--- begin TASK MATERIAL ---

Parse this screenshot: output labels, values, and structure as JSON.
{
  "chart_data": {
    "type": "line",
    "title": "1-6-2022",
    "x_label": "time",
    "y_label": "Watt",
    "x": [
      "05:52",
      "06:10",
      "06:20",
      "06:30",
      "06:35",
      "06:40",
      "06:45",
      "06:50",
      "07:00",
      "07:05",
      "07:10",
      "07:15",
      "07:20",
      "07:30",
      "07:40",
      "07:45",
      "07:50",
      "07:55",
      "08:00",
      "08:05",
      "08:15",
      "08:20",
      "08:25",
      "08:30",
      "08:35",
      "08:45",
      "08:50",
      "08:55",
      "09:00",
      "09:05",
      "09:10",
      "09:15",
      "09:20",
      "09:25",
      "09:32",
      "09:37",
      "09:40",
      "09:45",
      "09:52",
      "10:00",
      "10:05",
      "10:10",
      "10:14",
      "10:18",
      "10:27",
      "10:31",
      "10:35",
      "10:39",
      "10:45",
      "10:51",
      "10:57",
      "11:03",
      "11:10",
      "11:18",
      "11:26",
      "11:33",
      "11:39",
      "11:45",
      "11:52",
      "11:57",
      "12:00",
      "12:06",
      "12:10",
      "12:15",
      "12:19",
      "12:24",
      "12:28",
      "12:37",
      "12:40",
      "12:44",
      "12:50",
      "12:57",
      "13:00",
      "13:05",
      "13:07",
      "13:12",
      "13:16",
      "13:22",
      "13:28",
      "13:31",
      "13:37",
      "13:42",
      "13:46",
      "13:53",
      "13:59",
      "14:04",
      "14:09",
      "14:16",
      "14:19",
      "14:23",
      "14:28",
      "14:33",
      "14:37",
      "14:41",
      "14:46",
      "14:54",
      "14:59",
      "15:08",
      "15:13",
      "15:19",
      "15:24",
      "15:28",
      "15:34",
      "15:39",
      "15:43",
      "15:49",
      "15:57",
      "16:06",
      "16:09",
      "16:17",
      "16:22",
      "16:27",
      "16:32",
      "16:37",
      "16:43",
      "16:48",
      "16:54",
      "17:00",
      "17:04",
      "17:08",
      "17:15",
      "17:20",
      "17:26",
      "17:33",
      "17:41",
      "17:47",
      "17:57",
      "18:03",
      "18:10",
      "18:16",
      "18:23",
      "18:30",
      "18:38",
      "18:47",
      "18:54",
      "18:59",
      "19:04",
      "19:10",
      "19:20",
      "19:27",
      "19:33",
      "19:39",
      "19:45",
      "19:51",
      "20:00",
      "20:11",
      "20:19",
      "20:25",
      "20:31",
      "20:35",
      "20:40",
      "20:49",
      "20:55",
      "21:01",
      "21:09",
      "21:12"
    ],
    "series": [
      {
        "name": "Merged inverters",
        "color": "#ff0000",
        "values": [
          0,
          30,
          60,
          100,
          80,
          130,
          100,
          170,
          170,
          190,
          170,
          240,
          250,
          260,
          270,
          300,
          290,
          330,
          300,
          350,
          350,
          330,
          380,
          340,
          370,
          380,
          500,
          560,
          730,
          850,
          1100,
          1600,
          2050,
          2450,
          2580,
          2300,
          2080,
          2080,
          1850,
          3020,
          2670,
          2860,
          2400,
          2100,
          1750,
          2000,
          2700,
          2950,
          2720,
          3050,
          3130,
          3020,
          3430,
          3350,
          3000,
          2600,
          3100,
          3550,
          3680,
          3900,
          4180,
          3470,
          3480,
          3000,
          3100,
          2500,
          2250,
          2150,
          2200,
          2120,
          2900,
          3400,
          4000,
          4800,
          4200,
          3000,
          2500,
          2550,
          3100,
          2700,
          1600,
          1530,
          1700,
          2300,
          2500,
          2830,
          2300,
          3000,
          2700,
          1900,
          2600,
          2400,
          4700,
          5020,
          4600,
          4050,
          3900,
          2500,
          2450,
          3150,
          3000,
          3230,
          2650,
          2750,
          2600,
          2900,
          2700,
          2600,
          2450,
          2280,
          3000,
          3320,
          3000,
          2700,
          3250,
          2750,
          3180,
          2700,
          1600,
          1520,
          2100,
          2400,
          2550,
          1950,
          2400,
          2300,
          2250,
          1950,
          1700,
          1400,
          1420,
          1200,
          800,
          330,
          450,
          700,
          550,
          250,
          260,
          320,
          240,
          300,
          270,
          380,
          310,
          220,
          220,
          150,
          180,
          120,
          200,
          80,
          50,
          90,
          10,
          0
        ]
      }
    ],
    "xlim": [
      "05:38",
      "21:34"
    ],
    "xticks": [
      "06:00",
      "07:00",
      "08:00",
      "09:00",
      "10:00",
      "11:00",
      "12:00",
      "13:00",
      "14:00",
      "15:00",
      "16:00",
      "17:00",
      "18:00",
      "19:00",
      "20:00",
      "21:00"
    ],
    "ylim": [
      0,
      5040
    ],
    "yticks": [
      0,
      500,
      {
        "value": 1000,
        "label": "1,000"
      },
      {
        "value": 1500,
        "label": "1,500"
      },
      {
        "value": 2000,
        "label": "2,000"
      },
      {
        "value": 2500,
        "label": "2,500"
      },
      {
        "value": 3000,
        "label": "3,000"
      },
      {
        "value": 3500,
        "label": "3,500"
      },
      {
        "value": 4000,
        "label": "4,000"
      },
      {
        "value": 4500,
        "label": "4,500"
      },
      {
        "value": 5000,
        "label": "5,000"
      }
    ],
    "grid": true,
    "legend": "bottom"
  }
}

--- end TASK MATERIAL ---

§ **DESCRIPTION OF THE TASK**:
Determine the number of lines in the entries above where the string "values" appears. Answer with the number alone.

§ **SOLUTION FOR THIS PROBLEM**:
2